EXCERPTED DATA
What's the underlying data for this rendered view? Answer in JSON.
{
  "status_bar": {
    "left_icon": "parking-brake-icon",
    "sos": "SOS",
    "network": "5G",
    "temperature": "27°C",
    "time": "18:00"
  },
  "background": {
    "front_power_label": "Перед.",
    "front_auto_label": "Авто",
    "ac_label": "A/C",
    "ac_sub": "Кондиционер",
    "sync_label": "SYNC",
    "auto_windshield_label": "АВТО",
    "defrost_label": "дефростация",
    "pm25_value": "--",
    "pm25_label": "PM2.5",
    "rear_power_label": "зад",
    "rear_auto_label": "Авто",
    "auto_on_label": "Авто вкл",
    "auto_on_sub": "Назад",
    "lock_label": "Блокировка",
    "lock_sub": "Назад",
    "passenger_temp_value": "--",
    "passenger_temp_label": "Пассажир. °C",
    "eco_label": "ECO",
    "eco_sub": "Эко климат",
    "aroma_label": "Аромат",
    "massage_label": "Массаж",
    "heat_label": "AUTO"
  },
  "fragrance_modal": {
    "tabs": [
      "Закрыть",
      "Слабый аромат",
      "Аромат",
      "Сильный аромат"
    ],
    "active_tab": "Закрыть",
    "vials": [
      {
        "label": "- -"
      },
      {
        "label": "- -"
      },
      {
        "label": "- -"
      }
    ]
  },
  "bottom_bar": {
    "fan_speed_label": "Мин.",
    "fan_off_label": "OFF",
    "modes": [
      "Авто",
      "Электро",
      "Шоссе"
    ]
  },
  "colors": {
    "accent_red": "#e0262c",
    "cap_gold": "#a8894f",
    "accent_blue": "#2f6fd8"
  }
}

SET TASK
Emit the records above again, exactly, with no line skipped.

REPLY TO THE EXERCISE
What's the underlying data for this rendered view? Answer in JSON.
{
  "status_bar": {
    "left_icon": "parking-brake-icon",
    "sos": "SOS",
    "network": "5G",
    "temperature": "27°C",
    "time": "18:00"
  },
  "background": {
    "front_power_label": "Перед.",
    "front_auto_label": "Авто",
    "ac_label": "A/C",
    "ac_sub": "Кондиционер",
    "sync_label": "SYNC",
    "auto_windshield_label": "АВТО",
    "defrost_label": "дефростация",
    "pm25_value": "--",
    "pm25_label": "PM2.5",
    "rear_power_label": "зад",
    "rear_auto_label": "Авто",
    "auto_on_label": "Авто вкл",
    "auto_on_sub": "Назад",
    "lock_label": "Блокировка",
    "lock_sub": "Назад",
    "passenger_temp_value": "--",
    "passenger_temp_label": "Пассажир. °C",
    "eco_label": "ECO",
    "eco_sub": "Эко климат",
    "aroma_label": "Аромат",
    "massage_label": "Массаж",
    "heat_label": "AUTO"
  },
  "fragrance_modal": {
    "tabs": [
      "Закрыть",
      "Слабый аромат",
      "Аромат",
      "Сильный аромат"
    ],
    "active_tab": "Закрыть",
    "vials": [
      {
        "label": "- -"
      },
      {
        "label": "- -"
      },
      {
        "label": "- -"
      }
    ]
  },
  "bottom_bar": {
    "fan_speed_label": "Мин.",
    "fan_off_label": "OFF",
    "modes": [
      "Авто",
      "Электро",
      "Шоссе"
    ]
  },
  "colors": {
    "accent_red": "#e0262c",
    "cap_gold": "#a8894f",
    "accent_blue": "#2f6fd8"
  }
}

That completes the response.